Your task is to copy every line of the entries that contains "orientation".

## BEGIN

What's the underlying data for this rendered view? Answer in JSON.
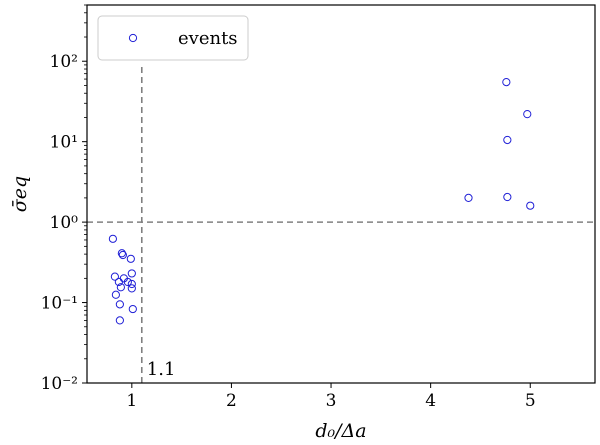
{
  "chart_data": {
    "type": "scatter",
    "xlabel": "d₀/Δa",
    "ylabel": "σ̄eq",
    "yscale": "log",
    "xlim": [
      0.55,
      5.65
    ],
    "ylim": [
      0.01,
      500
    ],
    "xticks": [
      {
        "value": 1,
        "label": "1"
      },
      {
        "value": 2,
        "label": "2"
      },
      {
        "value": 3,
        "label": "3"
      },
      {
        "value": 4,
        "label": "4"
      },
      {
        "value": 5,
        "label": "5"
      }
    ],
    "yticks": [
      {
        "value": 0.01,
        "label": "10⁻²"
      },
      {
        "value": 0.1,
        "label": "10⁻¹"
      },
      {
        "value": 1,
        "label": "10⁰"
      },
      {
        "value": 10,
        "label": "10¹"
      },
      {
        "value": 100,
        "label": "10²"
      }
    ],
    "grid": false,
    "legend": {
      "placement": "top-left",
      "entries": [
        "events"
      ]
    },
    "series": [
      {
        "name": "events",
        "color": "#1f1fd6",
        "marker": "open-circle",
        "points": [
          {
            "x": 0.81,
            "y": 0.62
          },
          {
            "x": 0.83,
            "y": 0.21
          },
          {
            "x": 0.84,
            "y": 0.125
          },
          {
            "x": 0.87,
            "y": 0.18
          },
          {
            "x": 0.88,
            "y": 0.095
          },
          {
            "x": 0.88,
            "y": 0.06
          },
          {
            "x": 0.89,
            "y": 0.155
          },
          {
            "x": 0.9,
            "y": 0.41
          },
          {
            "x": 0.91,
            "y": 0.39
          },
          {
            "x": 0.92,
            "y": 0.2
          },
          {
            "x": 0.96,
            "y": 0.18
          },
          {
            "x": 0.99,
            "y": 0.35
          },
          {
            "x": 1.0,
            "y": 0.23
          },
          {
            "x": 1.0,
            "y": 0.17
          },
          {
            "x": 1.0,
            "y": 0.15
          },
          {
            "x": 1.01,
            "y": 0.083
          },
          {
            "x": 4.38,
            "y": 2.0
          },
          {
            "x": 4.76,
            "y": 55
          },
          {
            "x": 4.77,
            "y": 10.5
          },
          {
            "x": 4.77,
            "y": 2.05
          },
          {
            "x": 4.97,
            "y": 22
          },
          {
            "x": 5.0,
            "y": 1.6
          }
        ]
      }
    ],
    "reference_lines": [
      {
        "orientation": "horizontal",
        "value": 1,
        "style": "dashed",
        "color": "#808080"
      },
      {
        "orientation": "vertical",
        "value": 1.1,
        "style": "dashed",
        "color": "#808080",
        "label": "1.1"
      }
    ]
  }
}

## END

> SOLUTION TO THIS PROBLEM:
        "orientation": "horizontal",
        "orientation": "vertical",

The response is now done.